* Exercise requirements *
All lines holding the string "Real" are to be shown.

Part of a data file:
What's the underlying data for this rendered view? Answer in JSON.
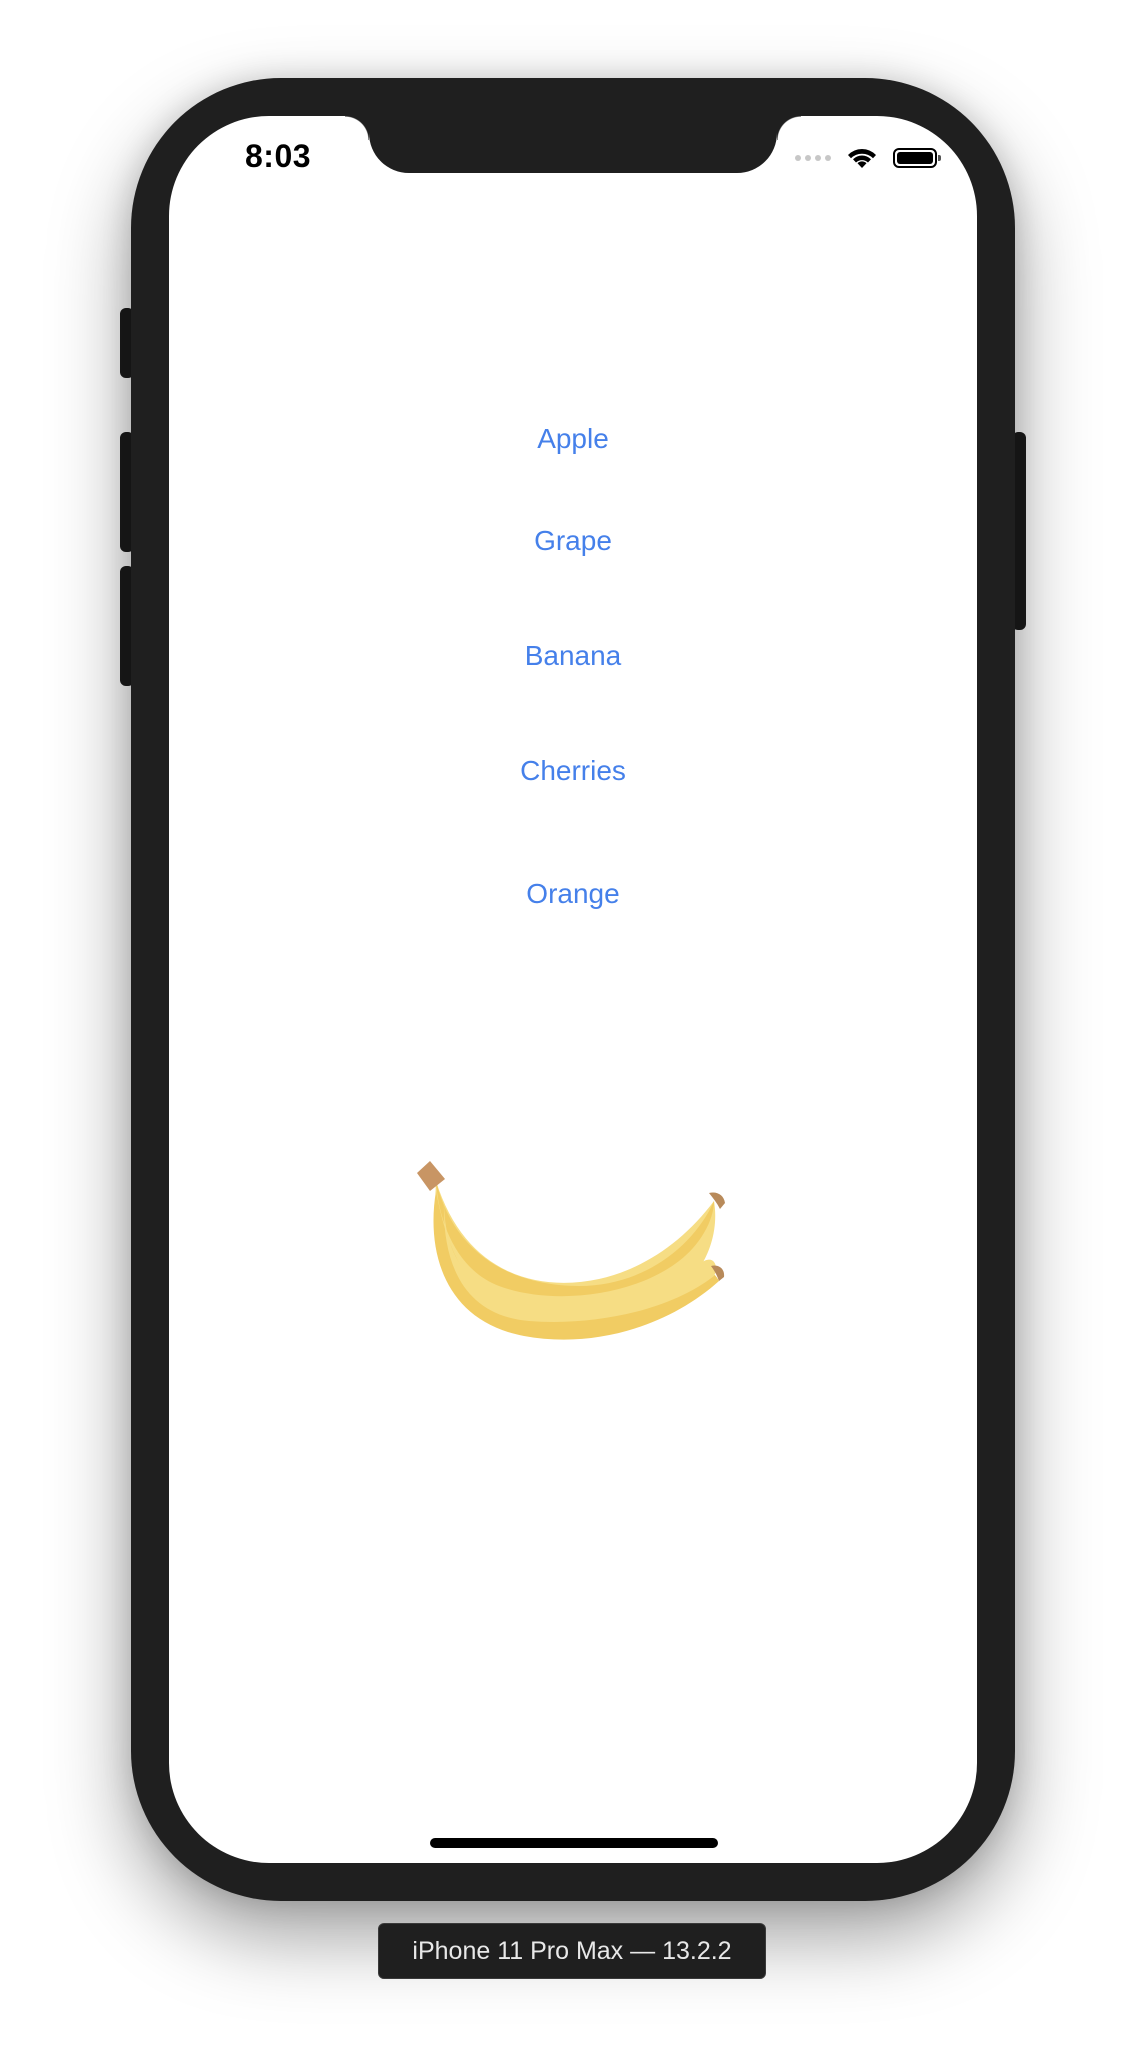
{
  "status_bar": {
    "time": "8:03",
    "wifi_icon": "wifi-icon",
    "battery_icon": "battery-icon",
    "cellular_icon": "cellular-signal-icon"
  },
  "fruits": [
    {
      "label": "Apple"
    },
    {
      "label": "Grape"
    },
    {
      "label": "Banana"
    },
    {
      "label": "Cherries"
    },
    {
      "label": "Orange"
    }
  ],
  "selected_fruit_image": "banana-icon",
  "simulator_label": "iPhone 11 Pro Max — 13.2.2",
  "colors": {
    "accent": "#4580ea",
    "banana_light": "#f6dd84",
    "banana_dark": "#f1cc63",
    "banana_stem": "#c89564",
    "device_frame": "#1f1f1f"
  }
}
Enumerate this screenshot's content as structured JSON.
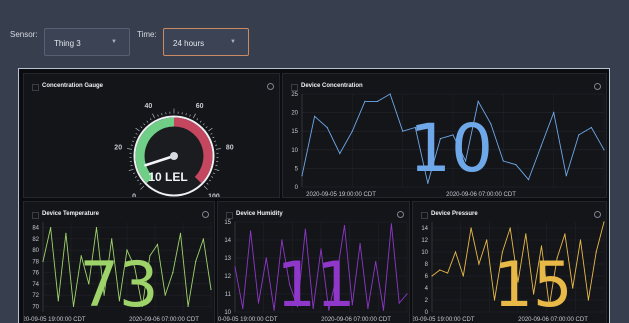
{
  "filters": {
    "sensor_label": "Sensor:",
    "sensor_value": "Thing 3",
    "time_label": "Time:",
    "time_value": "24 hours",
    "time_accent": "#c98a64"
  },
  "panels": {
    "gauge": {
      "title": "Concentration Gauge",
      "value_label": "10 LEL",
      "value": 10,
      "min": 0,
      "max": 100,
      "ticks": [
        "0",
        "20",
        "40",
        "60",
        "80",
        "100"
      ],
      "colors": {
        "green": "#6fcf87",
        "red": "#c4475f"
      }
    },
    "concentration": {
      "title": "Device Concentration",
      "big_value": "10",
      "color": "#6ea8e8",
      "yticks": [
        "0",
        "5",
        "10",
        "15",
        "20",
        "25"
      ],
      "xticks": [
        "2020-09-05 19:00:00 CDT",
        "2020-09-06 07:00:00 CDT"
      ]
    },
    "temperature": {
      "title": "Device Temperature",
      "big_value": "73",
      "color": "#9ed36a",
      "yticks": [
        "70",
        "72",
        "74",
        "76",
        "78",
        "80",
        "82",
        "84"
      ],
      "xticks": [
        "20-09-05 19:00:00 CDT",
        "2020-09-06 07:00:00 CDT"
      ]
    },
    "humidity": {
      "title": "Device Humidity",
      "big_value": "11",
      "color": "#8e37c8",
      "yticks": [
        "10",
        "11",
        "12",
        "13",
        "14",
        "15"
      ],
      "xticks": [
        "20-09-05 19:00:00 CDT",
        "2020-09-06 07:00:00 CDT"
      ]
    },
    "pressure": {
      "title": "Device Pressure",
      "big_value": "15",
      "color": "#e8b947",
      "yticks": [
        "0",
        "2",
        "4",
        "6",
        "8",
        "10",
        "12",
        "14"
      ],
      "xticks": [
        "20-09-05 19:00:00 CDT",
        "2020-09-06 07:00:00 CDT"
      ]
    }
  },
  "chart_data": [
    {
      "type": "line",
      "title": "Device Concentration",
      "ylim": [
        0,
        25
      ],
      "x": [
        "2020-09-05 13:00",
        "2020-09-05 14:00",
        "2020-09-05 15:00",
        "2020-09-05 16:00",
        "2020-09-05 17:00",
        "2020-09-05 18:00",
        "2020-09-05 19:00",
        "2020-09-05 20:00",
        "2020-09-05 21:00",
        "2020-09-05 22:00",
        "2020-09-05 23:00",
        "2020-09-06 00:00",
        "2020-09-06 01:00",
        "2020-09-06 02:00",
        "2020-09-06 03:00",
        "2020-09-06 04:00",
        "2020-09-06 05:00",
        "2020-09-06 06:00",
        "2020-09-06 07:00",
        "2020-09-06 08:00",
        "2020-09-06 09:00",
        "2020-09-06 10:00",
        "2020-09-06 11:00",
        "2020-09-06 12:00",
        "2020-09-06 13:00"
      ],
      "series": [
        {
          "values": [
            3,
            19,
            16,
            9,
            15,
            23,
            23,
            25,
            15,
            16,
            1,
            13,
            14,
            7,
            23,
            17,
            7,
            6,
            2,
            11,
            20,
            3,
            14,
            16,
            10
          ]
        }
      ]
    },
    {
      "type": "line",
      "title": "Device Temperature",
      "ylim": [
        69,
        85
      ],
      "x": [
        "2020-09-05 14:00",
        "2020-09-05 15:00",
        "2020-09-05 16:00",
        "2020-09-05 17:00",
        "2020-09-05 18:00",
        "2020-09-05 19:00",
        "2020-09-05 20:00",
        "2020-09-05 21:00",
        "2020-09-05 22:00",
        "2020-09-05 23:00",
        "2020-09-06 00:00",
        "2020-09-06 01:00",
        "2020-09-06 02:00",
        "2020-09-06 03:00",
        "2020-09-06 04:00",
        "2020-09-06 05:00",
        "2020-09-06 06:00",
        "2020-09-06 07:00",
        "2020-09-06 08:00",
        "2020-09-06 09:00",
        "2020-09-06 10:00",
        "2020-09-06 11:00",
        "2020-09-06 12:00"
      ],
      "series": [
        {
          "values": [
            78,
            84,
            71,
            83,
            70,
            79,
            74,
            84,
            72,
            82,
            71,
            80,
            77,
            70,
            79,
            81,
            72,
            76,
            83,
            70,
            78,
            82,
            73
          ]
        }
      ]
    },
    {
      "type": "line",
      "title": "Device Humidity",
      "ylim": [
        10,
        15
      ],
      "x": [
        "2020-09-05 14:00",
        "2020-09-05 15:00",
        "2020-09-05 16:00",
        "2020-09-05 17:00",
        "2020-09-05 18:00",
        "2020-09-05 19:00",
        "2020-09-05 20:00",
        "2020-09-05 21:00",
        "2020-09-05 22:00",
        "2020-09-05 23:00",
        "2020-09-06 00:00",
        "2020-09-06 01:00",
        "2020-09-06 02:00",
        "2020-09-06 03:00",
        "2020-09-06 04:00",
        "2020-09-06 05:00",
        "2020-09-06 06:00",
        "2020-09-06 07:00",
        "2020-09-06 08:00",
        "2020-09-06 09:00",
        "2020-09-06 10:00",
        "2020-09-06 11:00",
        "2020-09-06 12:00"
      ],
      "series": [
        {
          "values": [
            12.5,
            10.2,
            14.5,
            10.5,
            13,
            10.1,
            14,
            11.5,
            10.3,
            14.6,
            10.2,
            13.5,
            10.1,
            12,
            14.8,
            10.4,
            13.8,
            10.2,
            12.8,
            10.1,
            14.9,
            10.5,
            11
          ]
        }
      ]
    },
    {
      "type": "line",
      "title": "Device Pressure",
      "ylim": [
        0,
        15
      ],
      "x": [
        "2020-09-05 14:00",
        "2020-09-05 15:00",
        "2020-09-05 16:00",
        "2020-09-05 17:00",
        "2020-09-05 18:00",
        "2020-09-05 19:00",
        "2020-09-05 20:00",
        "2020-09-05 21:00",
        "2020-09-05 22:00",
        "2020-09-05 23:00",
        "2020-09-06 00:00",
        "2020-09-06 01:00",
        "2020-09-06 02:00",
        "2020-09-06 03:00",
        "2020-09-06 04:00",
        "2020-09-06 05:00",
        "2020-09-06 06:00",
        "2020-09-06 07:00",
        "2020-09-06 08:00",
        "2020-09-06 09:00",
        "2020-09-06 10:00",
        "2020-09-06 11:00",
        "2020-09-06 12:00"
      ],
      "series": [
        {
          "values": [
            6,
            7,
            6.5,
            10,
            6,
            14,
            8,
            12,
            2,
            10,
            14,
            5,
            13,
            3,
            11,
            1,
            9,
            13,
            4,
            12,
            2,
            10,
            15
          ]
        }
      ]
    }
  ]
}
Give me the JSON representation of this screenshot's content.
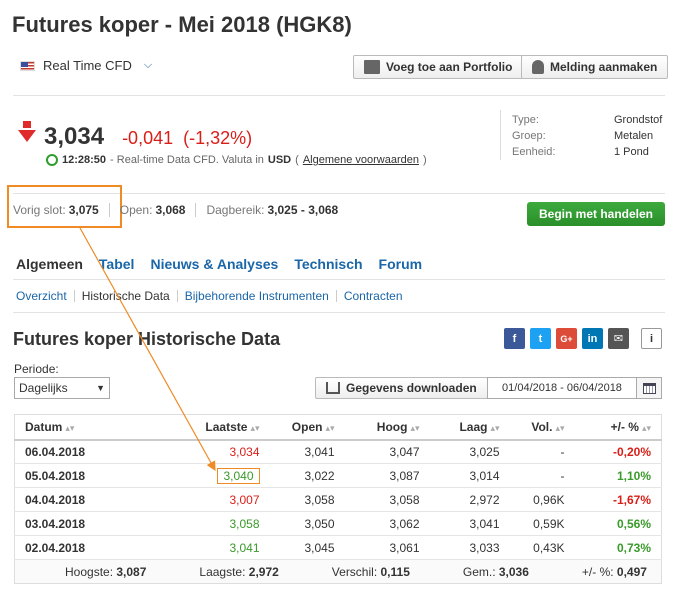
{
  "page": {
    "title": "Futures koper - Mei 2018 (HGK8)",
    "realtime_label": "Real Time CFD",
    "portfolio_btn": "Voeg toe aan Portfolio",
    "alert_btn": "Melding aanmaken"
  },
  "quote": {
    "price": "3,034",
    "change": "-0,041",
    "change_pct": "(-1,32%)",
    "time": "12:28:50",
    "note": " - Real-time Data CFD. Valuta in ",
    "currency": "USD",
    "paren_open": " (",
    "terms_link": "Algemene voorwaarden",
    "paren_close": " )"
  },
  "properties": {
    "labels": [
      "Type:",
      "Groep:",
      "Eenheid:"
    ],
    "values": [
      "Grondstof",
      "Metalen",
      "1 Pond"
    ]
  },
  "stats": {
    "prev_close_label": "Vorig slot:",
    "prev_close": "3,075",
    "open_label": "Open:",
    "open": "3,068",
    "range_label": "Dagbereik:",
    "range": "3,025 - 3,068",
    "trade_btn": "Begin met handelen"
  },
  "tabs": [
    "Algemeen",
    "Tabel",
    "Nieuws & Analyses",
    "Technisch",
    "Forum"
  ],
  "subtabs": [
    "Overzicht",
    "Historische Data",
    "Bijbehorende Instrumenten",
    "Contracten"
  ],
  "historical": {
    "heading": "Futures koper Historische Data",
    "period_label": "Periode:",
    "period_value": "Dagelijks",
    "download_btn": "Gegevens downloaden",
    "date_range": "01/04/2018 - 06/04/2018",
    "columns": [
      "Datum",
      "Laatste",
      "Open",
      "Hoog",
      "Laag",
      "Vol.",
      "+/- %"
    ],
    "rows": [
      {
        "date": "06.04.2018",
        "last": "3,034",
        "open": "3,041",
        "high": "3,047",
        "low": "3,025",
        "vol": "-",
        "pct": "-0,20%"
      },
      {
        "date": "05.04.2018",
        "last": "3,040",
        "open": "3,022",
        "high": "3,087",
        "low": "3,014",
        "vol": "-",
        "pct": "1,10%"
      },
      {
        "date": "04.04.2018",
        "last": "3,007",
        "open": "3,058",
        "high": "3,058",
        "low": "2,972",
        "vol": "0,96K",
        "pct": "-1,67%"
      },
      {
        "date": "03.04.2018",
        "last": "3,058",
        "open": "3,050",
        "high": "3,062",
        "low": "3,041",
        "vol": "0,59K",
        "pct": "0,56%"
      },
      {
        "date": "02.04.2018",
        "last": "3,041",
        "open": "3,045",
        "high": "3,061",
        "low": "3,033",
        "vol": "0,43K",
        "pct": "0,73%"
      }
    ],
    "footer": {
      "high_label": "Hoogste:",
      "high": "3,087",
      "low_label": "Laagste:",
      "low": "2,972",
      "diff_label": "Verschil:",
      "diff": "0,115",
      "avg_label": "Gem.:",
      "avg": "3,036",
      "pct_label": "+/- %:",
      "pct": "0,497"
    }
  },
  "social": [
    "f",
    "t",
    "G+",
    "in",
    "✉",
    "i"
  ],
  "colors": {
    "red": "#d91e18",
    "green": "#3a9a2a",
    "link": "#1a66a8",
    "highlight": "#f08a24"
  }
}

* Exercise response *
    "realtime_label": "Real Time CFD",
    "note": " - Real-time Data CFD. Valuta in ",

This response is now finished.